▶ [WHAT IS EXPECTED] The listing below is to be output in its exact form.

-- BEGIN DATA EXTRACT --

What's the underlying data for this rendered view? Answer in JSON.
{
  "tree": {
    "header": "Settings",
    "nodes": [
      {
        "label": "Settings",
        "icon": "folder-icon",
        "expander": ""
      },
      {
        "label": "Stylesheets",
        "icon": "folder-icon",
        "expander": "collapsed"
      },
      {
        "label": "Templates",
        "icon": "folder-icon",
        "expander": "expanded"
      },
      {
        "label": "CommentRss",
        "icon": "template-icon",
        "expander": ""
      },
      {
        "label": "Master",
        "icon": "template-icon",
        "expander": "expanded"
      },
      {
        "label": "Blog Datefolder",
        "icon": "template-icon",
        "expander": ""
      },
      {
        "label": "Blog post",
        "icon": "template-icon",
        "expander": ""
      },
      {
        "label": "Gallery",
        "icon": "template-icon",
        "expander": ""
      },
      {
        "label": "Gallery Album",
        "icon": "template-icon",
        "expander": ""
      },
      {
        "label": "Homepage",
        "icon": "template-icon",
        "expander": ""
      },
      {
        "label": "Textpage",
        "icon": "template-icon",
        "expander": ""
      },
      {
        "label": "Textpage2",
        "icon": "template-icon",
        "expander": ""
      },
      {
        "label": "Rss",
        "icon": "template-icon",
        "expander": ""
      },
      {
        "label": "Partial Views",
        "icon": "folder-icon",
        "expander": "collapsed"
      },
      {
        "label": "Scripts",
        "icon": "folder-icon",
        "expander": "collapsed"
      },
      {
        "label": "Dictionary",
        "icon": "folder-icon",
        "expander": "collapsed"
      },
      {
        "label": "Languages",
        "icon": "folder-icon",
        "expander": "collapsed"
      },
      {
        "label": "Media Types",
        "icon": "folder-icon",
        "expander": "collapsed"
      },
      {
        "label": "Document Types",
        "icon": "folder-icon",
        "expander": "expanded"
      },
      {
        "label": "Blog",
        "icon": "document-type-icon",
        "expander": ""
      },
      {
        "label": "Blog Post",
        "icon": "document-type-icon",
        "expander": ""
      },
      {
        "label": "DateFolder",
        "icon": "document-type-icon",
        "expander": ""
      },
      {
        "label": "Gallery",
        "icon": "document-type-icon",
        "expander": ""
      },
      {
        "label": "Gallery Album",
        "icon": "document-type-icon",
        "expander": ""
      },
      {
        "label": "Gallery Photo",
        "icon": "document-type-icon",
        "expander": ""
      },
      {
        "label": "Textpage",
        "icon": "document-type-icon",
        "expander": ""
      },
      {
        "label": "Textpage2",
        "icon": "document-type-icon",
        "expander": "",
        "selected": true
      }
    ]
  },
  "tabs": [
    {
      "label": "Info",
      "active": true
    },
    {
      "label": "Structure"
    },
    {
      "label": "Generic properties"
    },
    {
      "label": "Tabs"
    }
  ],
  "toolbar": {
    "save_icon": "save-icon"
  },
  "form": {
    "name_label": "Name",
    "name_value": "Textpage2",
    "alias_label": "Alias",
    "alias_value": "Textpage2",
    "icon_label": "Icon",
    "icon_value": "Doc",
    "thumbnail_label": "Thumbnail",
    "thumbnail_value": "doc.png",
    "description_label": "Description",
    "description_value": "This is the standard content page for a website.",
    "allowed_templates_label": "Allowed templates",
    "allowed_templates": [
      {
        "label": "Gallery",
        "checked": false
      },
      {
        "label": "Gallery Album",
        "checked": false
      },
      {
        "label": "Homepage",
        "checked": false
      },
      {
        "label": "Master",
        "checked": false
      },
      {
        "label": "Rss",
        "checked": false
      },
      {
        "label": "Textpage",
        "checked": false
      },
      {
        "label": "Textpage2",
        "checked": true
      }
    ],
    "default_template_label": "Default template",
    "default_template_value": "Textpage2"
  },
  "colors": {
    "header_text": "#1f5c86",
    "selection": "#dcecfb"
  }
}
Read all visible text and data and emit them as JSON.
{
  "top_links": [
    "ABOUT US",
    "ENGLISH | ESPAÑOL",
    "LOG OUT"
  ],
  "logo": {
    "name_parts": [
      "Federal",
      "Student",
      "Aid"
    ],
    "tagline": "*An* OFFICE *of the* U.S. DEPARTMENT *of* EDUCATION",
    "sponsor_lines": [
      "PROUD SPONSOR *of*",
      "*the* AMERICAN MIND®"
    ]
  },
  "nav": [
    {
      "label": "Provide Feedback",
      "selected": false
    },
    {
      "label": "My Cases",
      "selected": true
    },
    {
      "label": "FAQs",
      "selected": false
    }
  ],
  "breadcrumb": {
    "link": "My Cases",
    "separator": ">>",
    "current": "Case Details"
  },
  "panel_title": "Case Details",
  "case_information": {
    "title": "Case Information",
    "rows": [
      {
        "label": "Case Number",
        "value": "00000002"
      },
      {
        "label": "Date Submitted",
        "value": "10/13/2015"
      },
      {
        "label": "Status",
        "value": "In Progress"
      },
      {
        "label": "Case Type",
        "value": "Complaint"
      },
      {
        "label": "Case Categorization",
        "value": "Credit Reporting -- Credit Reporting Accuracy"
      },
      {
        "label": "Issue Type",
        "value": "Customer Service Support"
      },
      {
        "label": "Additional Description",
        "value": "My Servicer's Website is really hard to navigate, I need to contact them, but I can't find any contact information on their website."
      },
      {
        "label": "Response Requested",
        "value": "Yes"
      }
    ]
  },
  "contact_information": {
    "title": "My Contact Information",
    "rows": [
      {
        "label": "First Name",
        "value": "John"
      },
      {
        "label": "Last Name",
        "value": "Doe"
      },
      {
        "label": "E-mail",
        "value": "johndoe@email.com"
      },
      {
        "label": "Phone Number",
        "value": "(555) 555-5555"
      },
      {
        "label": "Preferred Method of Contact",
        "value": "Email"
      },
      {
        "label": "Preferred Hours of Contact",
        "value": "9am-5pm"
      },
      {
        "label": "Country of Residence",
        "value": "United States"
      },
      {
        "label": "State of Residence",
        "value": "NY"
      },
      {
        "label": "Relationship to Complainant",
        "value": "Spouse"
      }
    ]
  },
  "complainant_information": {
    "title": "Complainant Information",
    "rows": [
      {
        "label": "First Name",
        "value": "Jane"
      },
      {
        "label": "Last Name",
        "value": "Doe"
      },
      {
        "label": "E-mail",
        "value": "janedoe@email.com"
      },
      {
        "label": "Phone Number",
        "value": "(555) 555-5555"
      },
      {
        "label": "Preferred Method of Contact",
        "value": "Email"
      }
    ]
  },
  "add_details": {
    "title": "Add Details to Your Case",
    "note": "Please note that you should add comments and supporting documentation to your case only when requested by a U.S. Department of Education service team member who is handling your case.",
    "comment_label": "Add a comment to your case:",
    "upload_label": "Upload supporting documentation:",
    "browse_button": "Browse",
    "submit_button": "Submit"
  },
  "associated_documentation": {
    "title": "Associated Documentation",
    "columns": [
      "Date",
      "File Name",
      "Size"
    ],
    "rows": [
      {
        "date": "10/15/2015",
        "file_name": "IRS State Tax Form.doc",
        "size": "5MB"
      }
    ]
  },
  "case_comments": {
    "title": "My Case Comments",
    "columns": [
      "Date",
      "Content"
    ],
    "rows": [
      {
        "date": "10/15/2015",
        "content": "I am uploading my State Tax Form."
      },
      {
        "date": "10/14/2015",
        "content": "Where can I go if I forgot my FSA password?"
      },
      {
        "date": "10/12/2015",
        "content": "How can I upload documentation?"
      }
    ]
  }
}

-- END DATA EXTRACT --

▶ [FINISHED EXERCISE]
What's the underlying data for this rendered view? Answer in JSON.
{
  "tree": {
    "header": "Settings",
    "nodes": [
      {
        "label": "Settings",
        "icon": "folder-icon",
        "expander": ""
      },
      {
        "label": "Stylesheets",
        "icon": "folder-icon",
        "expander": "collapsed"
      },
      {
        "label": "Templates",
        "icon": "folder-icon",
        "expander": "expanded"
      },
      {
        "label": "CommentRss",
        "icon": "template-icon",
        "expander": ""
      },
      {
        "label": "Master",
        "icon": "template-icon",
        "expander": "expanded"
      },
      {
        "label": "Blog Datefolder",
        "icon": "template-icon",
        "expander": ""
      },
      {
        "label": "Blog post",
        "icon": "template-icon",
        "expander": ""
      },
      {
        "label": "Gallery",
        "icon": "template-icon",
        "expander": ""
      },
      {
        "label": "Gallery Album",
        "icon": "template-icon",
        "expander": ""
      },
      {
        "label": "Homepage",
        "icon": "template-icon",
        "expander": ""
      },
      {
        "label": "Textpage",
        "icon": "template-icon",
        "expander": ""
      },
      {
        "label": "Textpage2",
        "icon": "template-icon",
        "expander": ""
      },
      {
        "label": "Rss",
        "icon": "template-icon",
        "expander": ""
      },
      {
        "label": "Partial Views",
        "icon": "folder-icon",
        "expander": "collapsed"
      },
      {
        "label": "Scripts",
        "icon": "folder-icon",
        "expander": "collapsed"
      },
      {
        "label": "Dictionary",
        "icon": "folder-icon",
        "expander": "collapsed"
      },
      {
        "label": "Languages",
        "icon": "folder-icon",
        "expander": "collapsed"
      },
      {
        "label": "Media Types",
        "icon": "folder-icon",
        "expander": "collapsed"
      },
      {
        "label": "Document Types",
        "icon": "folder-icon",
        "expander": "expanded"
      },
      {
        "label": "Blog",
        "icon": "document-type-icon",
        "expander": ""
      },
      {
        "label": "Blog Post",
        "icon": "document-type-icon",
        "expander": ""
      },
      {
        "label": "DateFolder",
        "icon": "document-type-icon",
        "expander": ""
      },
      {
        "label": "Gallery",
        "icon": "document-type-icon",
        "expander": ""
      },
      {
        "label": "Gallery Album",
        "icon": "document-type-icon",
        "expander": ""
      },
      {
        "label": "Gallery Photo",
        "icon": "document-type-icon",
        "expander": ""
      },
      {
        "label": "Textpage",
        "icon": "document-type-icon",
        "expander": ""
      },
      {
        "label": "Textpage2",
        "icon": "document-type-icon",
        "expander": "",
        "selected": true
      }
    ]
  },
  "tabs": [
    {
      "label": "Info",
      "active": true
    },
    {
      "label": "Structure"
    },
    {
      "label": "Generic properties"
    },
    {
      "label": "Tabs"
    }
  ],
  "toolbar": {
    "save_icon": "save-icon"
  },
  "form": {
    "name_label": "Name",
    "name_value": "Textpage2",
    "alias_label": "Alias",
    "alias_value": "Textpage2",
    "icon_label": "Icon",
    "icon_value": "Doc",
    "thumbnail_label": "Thumbnail",
    "thumbnail_value": "doc.png",
    "description_label": "Description",
    "description_value": "This is the standard content page for a website.",
    "allowed_templates_label": "Allowed templates",
    "allowed_templates": [
      {
        "label": "Gallery",
        "checked": false
      },
      {
        "label": "Gallery Album",
        "checked": false
      },
      {
        "label": "Homepage",
        "checked": false
      },
      {
        "label": "Master",
        "checked": false
      },
      {
        "label": "Rss",
        "checked": false
      },
      {
        "label": "Textpage",
        "checked": false
      },
      {
        "label": "Textpage2",
        "checked": true
      }
    ],
    "default_template_label": "Default template",
    "default_template_value": "Textpage2"
  },
  "colors": {
    "header_text": "#1f5c86",
    "selection": "#dcecfb"
  }
}
Read all visible text and data and emit them as JSON.
{
  "top_links": [
    "ABOUT US",
    "ENGLISH | ESPAÑOL",
    "LOG OUT"
  ],
  "logo": {
    "name_parts": [
      "Federal",
      "Student",
      "Aid"
    ],
    "tagline": "*An* OFFICE *of the* U.S. DEPARTMENT *of* EDUCATION",
    "sponsor_lines": [
      "PROUD SPONSOR *of*",
      "*the* AMERICAN MIND®"
    ]
  },
  "nav": [
    {
      "label": "Provide Feedback",
      "selected": false
    },
    {
      "label": "My Cases",
      "selected": true
    },
    {
      "label": "FAQs",
      "selected": false
    }
  ],
  "breadcrumb": {
    "link": "My Cases",
    "separator": ">>",
    "current": "Case Details"
  },
  "panel_title": "Case Details",
  "case_information": {
    "title": "Case Information",
    "rows": [
      {
        "label": "Case Number",
        "value": "00000002"
      },
      {
        "label": "Date Submitted",
        "value": "10/13/2015"
      },
      {
        "label": "Status",
        "value": "In Progress"
      },
      {
        "label": "Case Type",
        "value": "Complaint"
      },
      {
        "label": "Case Categorization",
        "value": "Credit Reporting -- Credit Reporting Accuracy"
      },
      {
        "label": "Issue Type",
        "value": "Customer Service Support"
      },
      {
        "label": "Additional Description",
        "value": "My Servicer's Website is really hard to navigate, I need to contact them, but I can't find any contact information on their website."
      },
      {
        "label": "Response Requested",
        "value": "Yes"
      }
    ]
  },
  "contact_information": {
    "title": "My Contact Information",
    "rows": [
      {
        "label": "First Name",
        "value": "John"
      },
      {
        "label": "Last Name",
        "value": "Doe"
      },
      {
        "label": "E-mail",
        "value": "johndoe@email.com"
      },
      {
        "label": "Phone Number",
        "value": "(555) 555-5555"
      },
      {
        "label": "Preferred Method of Contact",
        "value": "Email"
      },
      {
        "label": "Preferred Hours of Contact",
        "value": "9am-5pm"
      },
      {
        "label": "Country of Residence",
        "value": "United States"
      },
      {
        "label": "State of Residence",
        "value": "NY"
      },
      {
        "label": "Relationship to Complainant",
        "value": "Spouse"
      }
    ]
  },
  "complainant_information": {
    "title": "Complainant Information",
    "rows": [
      {
        "label": "First Name",
        "value": "Jane"
      },
      {
        "label": "Last Name",
        "value": "Doe"
      },
      {
        "label": "E-mail",
        "value": "janedoe@email.com"
      },
      {
        "label": "Phone Number",
        "value": "(555) 555-5555"
      },
      {
        "label": "Preferred Method of Contact",
        "value": "Email"
      }
    ]
  },
  "add_details": {
    "title": "Add Details to Your Case",
    "note": "Please note that you should add comments and supporting documentation to your case only when requested by a U.S. Department of Education service team member who is handling your case.",
    "comment_label": "Add a comment to your case:",
    "upload_label": "Upload supporting documentation:",
    "browse_button": "Browse",
    "submit_button": "Submit"
  },
  "associated_documentation": {
    "title": "Associated Documentation",
    "columns": [
      "Date",
      "File Name",
      "Size"
    ],
    "rows": [
      {
        "date": "10/15/2015",
        "file_name": "IRS State Tax Form.doc",
        "size": "5MB"
      }
    ]
  },
  "case_comments": {
    "title": "My Case Comments",
    "columns": [
      "Date",
      "Content"
    ],
    "rows": [
      {
        "date": "10/15/2015",
        "content": "I am uploading my State Tax Form."
      },
      {
        "date": "10/14/2015",
        "content": "Where can I go if I forgot my FSA password?"
      },
      {
        "date": "10/12/2015",
        "content": "How can I upload documentation?"
      }
    ]
  }
}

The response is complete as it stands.